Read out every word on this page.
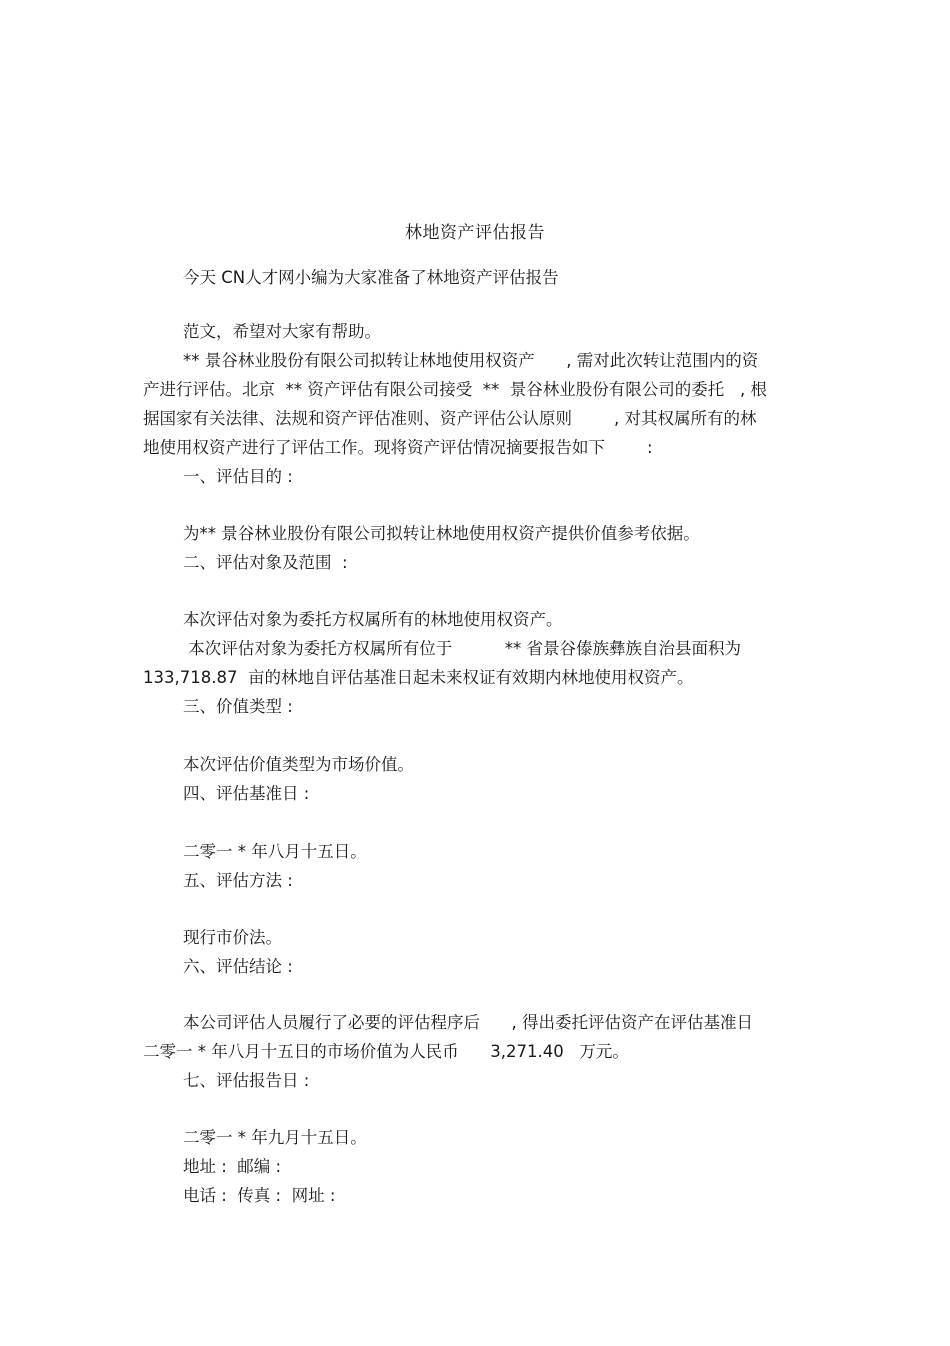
林地资产评估报告
今天 CN人才网小编为大家准备了林地资产评估报告
范文，希望对大家有帮助。
** 景谷林业股份有限公司拟转让林地使用权资产      , 需对此次转让范围内的资
产进行评估。北京  ** 资产评估有限公司接受  **  景谷林业股份有限公司的委托   , 根
据国家有关法律、法规和资产评估准则、资产评估公认原则        , 对其权属所有的林
地使用权资产进行了评估工作。现将资产评估情况摘要报告如下        :
一、评估目的 :
为** 景谷林业股份有限公司拟转让林地使用权资产提供价值参考依据。
二、评估对象及范围  :
本次评估对象为委托方权属所有的林地使用权资产。
本次评估对象为委托方权属所有位于          ** 省景谷傣族彝族自治县面积为
133,718.87  亩的林地自评估基准日起未来权证有效期内林地使用权资产。
三、价值类型 :
本次评估价值类型为市场价值。
四、评估基准日 :
二零一 * 年八月十五日。
五、评估方法 :
现行市价法。
六、评估结论 :
本公司评估人员履行了必要的评估程序后      , 得出委托评估资产在评估基准日
二零一 * 年八月十五日的市场价值为人民币      3,271.40   万元。
七、评估报告日 :
二零一 * 年九月十五日。
地址 :  邮编 :
电话 :  传真 :  网址 :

* * * *

- **DIRECTIONS FOR THIS TASK**: All of the records need repeating exactly, except for the pictures.

- **TASK OUTPUT**:
Read out every word on this page.
林地资产评估报告
今天 CN人才网小编为大家准备了林地资产评估报告
范文，希望对大家有帮助。
** 景谷林业股份有限公司拟转让林地使用权资产      , 需对此次转让范围内的资
产进行评估。北京  ** 资产评估有限公司接受  **  景谷林业股份有限公司的委托   , 根
据国家有关法律、法规和资产评估准则、资产评估公认原则        , 对其权属所有的林
地使用权资产进行了评估工作。现将资产评估情况摘要报告如下        :
一、评估目的 :
为** 景谷林业股份有限公司拟转让林地使用权资产提供价值参考依据。
二、评估对象及范围  :
本次评估对象为委托方权属所有的林地使用权资产。
本次评估对象为委托方权属所有位于          ** 省景谷傣族彝族自治县面积为
133,718.87  亩的林地自评估基准日起未来权证有效期内林地使用权资产。
三、价值类型 :
本次评估价值类型为市场价值。
四、评估基准日 :
二零一 * 年八月十五日。
五、评估方法 :
现行市价法。
六、评估结论 :
本公司评估人员履行了必要的评估程序后      , 得出委托评估资产在评估基准日
二零一 * 年八月十五日的市场价值为人民币      3,271.40   万元。
七、评估报告日 :
二零一 * 年九月十五日。
地址 :  邮编 :
电话 :  传真 :  网址 :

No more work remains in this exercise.